• _Given records_:

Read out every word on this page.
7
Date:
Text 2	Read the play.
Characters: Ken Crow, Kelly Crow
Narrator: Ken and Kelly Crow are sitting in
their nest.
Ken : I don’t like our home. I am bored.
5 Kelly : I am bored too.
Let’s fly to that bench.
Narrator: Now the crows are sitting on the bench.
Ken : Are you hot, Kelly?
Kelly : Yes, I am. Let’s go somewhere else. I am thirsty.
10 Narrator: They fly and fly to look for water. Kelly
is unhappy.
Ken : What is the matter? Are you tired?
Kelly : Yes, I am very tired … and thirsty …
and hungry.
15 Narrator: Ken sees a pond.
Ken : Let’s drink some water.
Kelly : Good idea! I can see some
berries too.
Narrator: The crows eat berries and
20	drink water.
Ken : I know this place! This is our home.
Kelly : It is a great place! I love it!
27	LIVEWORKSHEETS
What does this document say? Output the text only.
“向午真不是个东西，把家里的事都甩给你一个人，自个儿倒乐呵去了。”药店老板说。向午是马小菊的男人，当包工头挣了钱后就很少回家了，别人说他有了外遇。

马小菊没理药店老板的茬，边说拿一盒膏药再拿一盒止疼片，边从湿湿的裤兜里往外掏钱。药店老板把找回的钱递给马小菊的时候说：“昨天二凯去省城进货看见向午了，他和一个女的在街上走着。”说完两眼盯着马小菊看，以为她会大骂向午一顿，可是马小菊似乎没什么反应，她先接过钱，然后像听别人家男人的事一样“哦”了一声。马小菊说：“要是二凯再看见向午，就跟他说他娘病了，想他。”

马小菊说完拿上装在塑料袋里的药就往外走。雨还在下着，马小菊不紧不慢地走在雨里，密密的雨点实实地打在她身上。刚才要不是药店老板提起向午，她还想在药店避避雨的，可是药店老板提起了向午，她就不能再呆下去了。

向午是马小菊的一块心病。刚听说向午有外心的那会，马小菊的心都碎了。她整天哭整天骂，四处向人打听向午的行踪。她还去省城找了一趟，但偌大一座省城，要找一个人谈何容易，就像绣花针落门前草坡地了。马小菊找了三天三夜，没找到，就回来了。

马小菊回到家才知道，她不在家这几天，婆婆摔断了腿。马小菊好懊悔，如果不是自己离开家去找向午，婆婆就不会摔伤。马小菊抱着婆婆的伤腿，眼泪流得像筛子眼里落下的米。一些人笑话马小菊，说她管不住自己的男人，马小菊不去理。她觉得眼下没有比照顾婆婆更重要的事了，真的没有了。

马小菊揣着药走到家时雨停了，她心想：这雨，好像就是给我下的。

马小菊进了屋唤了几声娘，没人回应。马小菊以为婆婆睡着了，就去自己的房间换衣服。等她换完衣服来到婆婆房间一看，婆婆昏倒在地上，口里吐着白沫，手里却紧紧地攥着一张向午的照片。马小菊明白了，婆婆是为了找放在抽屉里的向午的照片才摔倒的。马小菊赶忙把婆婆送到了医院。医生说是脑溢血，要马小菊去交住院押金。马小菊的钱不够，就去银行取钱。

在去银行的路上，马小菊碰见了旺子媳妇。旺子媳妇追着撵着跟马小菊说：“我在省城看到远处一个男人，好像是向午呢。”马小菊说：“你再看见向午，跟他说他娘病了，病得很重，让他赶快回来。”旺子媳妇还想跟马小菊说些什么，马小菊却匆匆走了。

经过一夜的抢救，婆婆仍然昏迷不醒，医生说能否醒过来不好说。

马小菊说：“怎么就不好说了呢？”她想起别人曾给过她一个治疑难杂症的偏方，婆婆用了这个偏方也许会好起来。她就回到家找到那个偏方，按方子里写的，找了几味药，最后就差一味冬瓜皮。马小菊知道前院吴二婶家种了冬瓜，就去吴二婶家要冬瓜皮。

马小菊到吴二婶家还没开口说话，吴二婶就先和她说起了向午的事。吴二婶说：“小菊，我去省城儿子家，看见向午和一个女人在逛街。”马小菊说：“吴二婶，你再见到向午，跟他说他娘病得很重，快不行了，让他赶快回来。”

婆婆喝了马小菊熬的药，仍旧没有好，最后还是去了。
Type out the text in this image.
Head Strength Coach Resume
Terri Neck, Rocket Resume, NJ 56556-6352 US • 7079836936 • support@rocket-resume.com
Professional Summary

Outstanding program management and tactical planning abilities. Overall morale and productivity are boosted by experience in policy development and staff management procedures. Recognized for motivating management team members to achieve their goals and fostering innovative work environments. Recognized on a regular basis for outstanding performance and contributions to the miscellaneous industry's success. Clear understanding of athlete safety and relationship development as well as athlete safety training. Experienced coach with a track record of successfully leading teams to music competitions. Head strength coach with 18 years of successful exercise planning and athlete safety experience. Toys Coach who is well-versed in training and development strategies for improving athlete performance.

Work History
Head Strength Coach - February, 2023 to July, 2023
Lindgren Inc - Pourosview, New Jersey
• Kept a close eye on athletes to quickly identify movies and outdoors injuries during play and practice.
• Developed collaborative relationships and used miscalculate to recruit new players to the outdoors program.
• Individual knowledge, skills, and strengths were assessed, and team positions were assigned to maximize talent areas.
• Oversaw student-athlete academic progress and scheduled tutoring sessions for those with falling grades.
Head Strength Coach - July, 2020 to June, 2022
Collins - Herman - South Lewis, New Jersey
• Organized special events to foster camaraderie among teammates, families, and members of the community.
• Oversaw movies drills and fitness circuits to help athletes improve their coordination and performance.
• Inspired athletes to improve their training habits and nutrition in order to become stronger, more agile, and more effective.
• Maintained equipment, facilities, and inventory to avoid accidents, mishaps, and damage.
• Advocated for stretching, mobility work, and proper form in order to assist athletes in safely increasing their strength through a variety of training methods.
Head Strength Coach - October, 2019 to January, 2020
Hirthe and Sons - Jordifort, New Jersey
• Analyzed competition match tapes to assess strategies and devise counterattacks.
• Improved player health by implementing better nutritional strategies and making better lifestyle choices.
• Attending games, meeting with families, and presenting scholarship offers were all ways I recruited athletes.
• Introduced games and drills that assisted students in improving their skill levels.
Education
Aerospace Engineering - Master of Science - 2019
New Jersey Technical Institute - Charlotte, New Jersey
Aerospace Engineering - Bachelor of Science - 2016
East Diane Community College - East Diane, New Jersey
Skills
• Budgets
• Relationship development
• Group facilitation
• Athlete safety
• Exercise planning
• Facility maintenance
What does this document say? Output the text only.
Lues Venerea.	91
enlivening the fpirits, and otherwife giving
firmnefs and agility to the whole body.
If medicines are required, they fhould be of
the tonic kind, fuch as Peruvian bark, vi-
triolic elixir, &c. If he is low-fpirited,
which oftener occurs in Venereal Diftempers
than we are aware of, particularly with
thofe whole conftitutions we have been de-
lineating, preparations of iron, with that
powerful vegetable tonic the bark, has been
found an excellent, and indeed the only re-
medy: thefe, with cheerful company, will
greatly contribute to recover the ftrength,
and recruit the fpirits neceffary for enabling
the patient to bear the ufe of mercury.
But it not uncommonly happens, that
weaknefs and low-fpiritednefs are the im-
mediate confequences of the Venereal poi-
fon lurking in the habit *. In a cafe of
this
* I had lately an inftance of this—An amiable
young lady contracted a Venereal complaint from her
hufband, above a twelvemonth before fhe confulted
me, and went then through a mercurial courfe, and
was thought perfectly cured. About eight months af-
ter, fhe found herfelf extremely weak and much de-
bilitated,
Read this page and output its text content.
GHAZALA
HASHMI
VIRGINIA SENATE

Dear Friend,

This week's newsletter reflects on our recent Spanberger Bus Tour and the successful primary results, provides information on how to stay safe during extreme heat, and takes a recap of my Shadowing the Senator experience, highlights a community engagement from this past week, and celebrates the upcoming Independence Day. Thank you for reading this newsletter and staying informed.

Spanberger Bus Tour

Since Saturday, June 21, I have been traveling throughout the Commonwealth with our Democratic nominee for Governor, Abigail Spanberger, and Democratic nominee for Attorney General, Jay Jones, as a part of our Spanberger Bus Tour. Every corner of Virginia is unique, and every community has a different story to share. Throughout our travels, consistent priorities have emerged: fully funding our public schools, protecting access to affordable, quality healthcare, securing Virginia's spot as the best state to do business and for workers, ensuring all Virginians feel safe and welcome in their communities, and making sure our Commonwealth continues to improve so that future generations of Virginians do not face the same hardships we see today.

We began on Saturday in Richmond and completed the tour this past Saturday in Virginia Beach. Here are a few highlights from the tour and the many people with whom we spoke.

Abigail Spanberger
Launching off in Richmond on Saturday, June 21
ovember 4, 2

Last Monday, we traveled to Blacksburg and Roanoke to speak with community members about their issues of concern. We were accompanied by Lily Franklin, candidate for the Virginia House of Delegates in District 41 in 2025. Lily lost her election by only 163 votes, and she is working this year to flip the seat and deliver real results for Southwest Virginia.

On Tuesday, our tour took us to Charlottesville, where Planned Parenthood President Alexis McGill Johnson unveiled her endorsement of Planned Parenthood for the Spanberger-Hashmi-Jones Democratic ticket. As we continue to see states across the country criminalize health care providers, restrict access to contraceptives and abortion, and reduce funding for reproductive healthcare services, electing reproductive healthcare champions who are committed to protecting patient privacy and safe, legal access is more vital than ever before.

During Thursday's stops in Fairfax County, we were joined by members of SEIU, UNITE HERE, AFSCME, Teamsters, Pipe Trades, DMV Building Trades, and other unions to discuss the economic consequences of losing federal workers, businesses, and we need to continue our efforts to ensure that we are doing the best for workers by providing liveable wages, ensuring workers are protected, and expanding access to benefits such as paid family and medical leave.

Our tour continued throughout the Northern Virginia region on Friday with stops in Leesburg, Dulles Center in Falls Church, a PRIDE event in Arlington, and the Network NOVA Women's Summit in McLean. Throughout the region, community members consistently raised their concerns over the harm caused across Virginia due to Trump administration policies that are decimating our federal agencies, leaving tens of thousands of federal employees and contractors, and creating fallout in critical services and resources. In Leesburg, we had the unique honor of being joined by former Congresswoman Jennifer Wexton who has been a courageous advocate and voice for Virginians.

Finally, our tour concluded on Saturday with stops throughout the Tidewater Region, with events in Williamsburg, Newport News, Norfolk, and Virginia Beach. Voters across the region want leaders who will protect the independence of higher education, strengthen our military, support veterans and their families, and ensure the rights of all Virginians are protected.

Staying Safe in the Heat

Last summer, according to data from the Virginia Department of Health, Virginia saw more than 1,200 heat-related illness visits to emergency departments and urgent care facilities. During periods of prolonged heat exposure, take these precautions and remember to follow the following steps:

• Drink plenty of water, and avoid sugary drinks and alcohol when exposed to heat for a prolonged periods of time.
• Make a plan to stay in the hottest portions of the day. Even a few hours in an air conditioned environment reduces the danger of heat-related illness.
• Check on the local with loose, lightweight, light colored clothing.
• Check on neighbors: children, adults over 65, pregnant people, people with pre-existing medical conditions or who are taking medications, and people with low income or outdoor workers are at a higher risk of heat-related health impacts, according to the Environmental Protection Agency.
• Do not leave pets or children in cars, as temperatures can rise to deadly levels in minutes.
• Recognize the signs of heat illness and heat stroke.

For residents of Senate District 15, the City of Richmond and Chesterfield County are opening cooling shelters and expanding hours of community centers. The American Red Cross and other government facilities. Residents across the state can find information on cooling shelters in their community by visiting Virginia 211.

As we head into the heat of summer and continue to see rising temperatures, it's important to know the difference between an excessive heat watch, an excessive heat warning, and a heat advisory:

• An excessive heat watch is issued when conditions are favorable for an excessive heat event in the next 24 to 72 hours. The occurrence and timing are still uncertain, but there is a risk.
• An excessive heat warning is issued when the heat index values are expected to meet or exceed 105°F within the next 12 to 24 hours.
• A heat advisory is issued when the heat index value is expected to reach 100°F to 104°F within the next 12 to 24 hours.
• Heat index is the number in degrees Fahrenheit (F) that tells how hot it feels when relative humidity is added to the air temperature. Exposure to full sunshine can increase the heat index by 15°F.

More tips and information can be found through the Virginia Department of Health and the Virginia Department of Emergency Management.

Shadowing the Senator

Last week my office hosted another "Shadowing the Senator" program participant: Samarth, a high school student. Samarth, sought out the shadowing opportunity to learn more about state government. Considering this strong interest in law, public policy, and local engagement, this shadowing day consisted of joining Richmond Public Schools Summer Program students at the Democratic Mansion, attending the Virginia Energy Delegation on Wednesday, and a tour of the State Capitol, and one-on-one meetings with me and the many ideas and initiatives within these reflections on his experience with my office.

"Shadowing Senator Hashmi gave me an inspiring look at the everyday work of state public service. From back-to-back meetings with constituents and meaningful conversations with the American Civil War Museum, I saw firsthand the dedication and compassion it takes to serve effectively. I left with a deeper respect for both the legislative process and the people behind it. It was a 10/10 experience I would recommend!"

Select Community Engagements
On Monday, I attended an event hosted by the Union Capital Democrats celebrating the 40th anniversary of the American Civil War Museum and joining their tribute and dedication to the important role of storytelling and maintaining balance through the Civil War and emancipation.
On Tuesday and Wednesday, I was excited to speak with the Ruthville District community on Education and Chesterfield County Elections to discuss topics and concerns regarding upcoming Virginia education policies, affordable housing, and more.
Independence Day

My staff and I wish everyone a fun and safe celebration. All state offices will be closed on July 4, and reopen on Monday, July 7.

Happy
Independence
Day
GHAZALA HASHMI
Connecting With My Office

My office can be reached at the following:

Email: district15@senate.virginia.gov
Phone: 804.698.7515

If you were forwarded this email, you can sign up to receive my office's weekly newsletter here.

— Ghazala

• _Objective_: Work out how many lines in the records above contain the word "illness", and reply with that number alone.

• _Task response_: 3